begin Material to process

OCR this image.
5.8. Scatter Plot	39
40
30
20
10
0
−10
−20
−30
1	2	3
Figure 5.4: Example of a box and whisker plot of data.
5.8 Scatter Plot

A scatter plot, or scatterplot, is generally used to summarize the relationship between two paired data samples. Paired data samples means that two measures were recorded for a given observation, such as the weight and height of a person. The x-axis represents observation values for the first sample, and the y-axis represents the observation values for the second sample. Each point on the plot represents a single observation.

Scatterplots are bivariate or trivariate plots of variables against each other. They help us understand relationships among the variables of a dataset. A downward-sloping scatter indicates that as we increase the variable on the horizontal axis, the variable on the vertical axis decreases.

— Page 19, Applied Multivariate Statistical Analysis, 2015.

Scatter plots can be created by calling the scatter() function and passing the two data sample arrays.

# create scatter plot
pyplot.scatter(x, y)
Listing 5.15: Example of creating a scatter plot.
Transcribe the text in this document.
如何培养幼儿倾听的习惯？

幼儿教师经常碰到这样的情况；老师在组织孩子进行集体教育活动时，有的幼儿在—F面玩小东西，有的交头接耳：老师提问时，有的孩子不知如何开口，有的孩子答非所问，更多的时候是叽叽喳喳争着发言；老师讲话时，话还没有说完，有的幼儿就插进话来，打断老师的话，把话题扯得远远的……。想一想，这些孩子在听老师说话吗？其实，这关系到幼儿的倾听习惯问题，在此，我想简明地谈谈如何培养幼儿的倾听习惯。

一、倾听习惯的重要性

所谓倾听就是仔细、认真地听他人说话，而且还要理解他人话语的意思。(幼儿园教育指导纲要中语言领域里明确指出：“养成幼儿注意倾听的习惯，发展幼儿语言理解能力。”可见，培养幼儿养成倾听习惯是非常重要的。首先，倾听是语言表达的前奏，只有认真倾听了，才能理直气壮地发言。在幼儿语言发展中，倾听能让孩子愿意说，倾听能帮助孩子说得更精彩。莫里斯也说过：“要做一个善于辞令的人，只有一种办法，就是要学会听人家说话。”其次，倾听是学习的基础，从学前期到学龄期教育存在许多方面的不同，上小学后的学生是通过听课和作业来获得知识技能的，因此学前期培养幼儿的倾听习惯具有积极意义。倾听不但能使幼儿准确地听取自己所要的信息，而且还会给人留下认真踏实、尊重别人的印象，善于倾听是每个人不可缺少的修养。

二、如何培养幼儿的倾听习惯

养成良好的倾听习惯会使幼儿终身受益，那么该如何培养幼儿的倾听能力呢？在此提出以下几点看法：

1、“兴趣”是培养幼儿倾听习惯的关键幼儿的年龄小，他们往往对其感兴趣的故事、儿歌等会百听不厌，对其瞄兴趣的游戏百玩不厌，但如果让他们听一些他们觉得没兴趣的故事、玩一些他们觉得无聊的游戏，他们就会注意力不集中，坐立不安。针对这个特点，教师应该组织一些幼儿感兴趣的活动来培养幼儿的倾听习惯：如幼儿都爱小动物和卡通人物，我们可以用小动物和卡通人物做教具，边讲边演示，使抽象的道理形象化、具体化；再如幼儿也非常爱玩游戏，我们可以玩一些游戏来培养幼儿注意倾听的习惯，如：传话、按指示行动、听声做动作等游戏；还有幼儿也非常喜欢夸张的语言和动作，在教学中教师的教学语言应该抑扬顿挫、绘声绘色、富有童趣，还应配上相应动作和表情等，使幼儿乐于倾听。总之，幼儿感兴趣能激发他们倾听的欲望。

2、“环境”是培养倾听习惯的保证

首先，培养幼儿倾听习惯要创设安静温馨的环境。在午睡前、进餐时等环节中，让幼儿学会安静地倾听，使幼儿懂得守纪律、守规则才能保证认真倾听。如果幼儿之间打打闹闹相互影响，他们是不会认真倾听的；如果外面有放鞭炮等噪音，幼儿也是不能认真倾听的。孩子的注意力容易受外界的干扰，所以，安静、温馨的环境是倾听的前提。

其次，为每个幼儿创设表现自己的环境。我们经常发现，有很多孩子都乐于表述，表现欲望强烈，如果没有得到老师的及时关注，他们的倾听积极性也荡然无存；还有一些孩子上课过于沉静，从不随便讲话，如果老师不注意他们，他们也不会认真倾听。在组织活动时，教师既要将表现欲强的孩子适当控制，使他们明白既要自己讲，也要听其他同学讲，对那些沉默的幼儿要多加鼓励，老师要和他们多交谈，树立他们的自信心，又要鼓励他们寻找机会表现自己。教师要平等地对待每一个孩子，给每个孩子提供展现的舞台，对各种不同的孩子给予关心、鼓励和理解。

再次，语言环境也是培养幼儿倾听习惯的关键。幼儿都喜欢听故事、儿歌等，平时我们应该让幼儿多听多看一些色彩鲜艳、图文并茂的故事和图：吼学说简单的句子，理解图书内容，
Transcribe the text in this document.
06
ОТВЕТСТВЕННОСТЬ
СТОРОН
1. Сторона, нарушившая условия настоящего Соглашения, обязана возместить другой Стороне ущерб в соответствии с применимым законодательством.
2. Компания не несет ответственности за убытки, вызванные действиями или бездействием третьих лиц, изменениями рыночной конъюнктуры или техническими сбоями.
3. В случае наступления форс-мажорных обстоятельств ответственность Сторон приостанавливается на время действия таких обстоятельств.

end Material to process

[What you should do]
Check each line of the data above for the string "Example", then report how many lines have it, with no other words.

[Exercise response]
2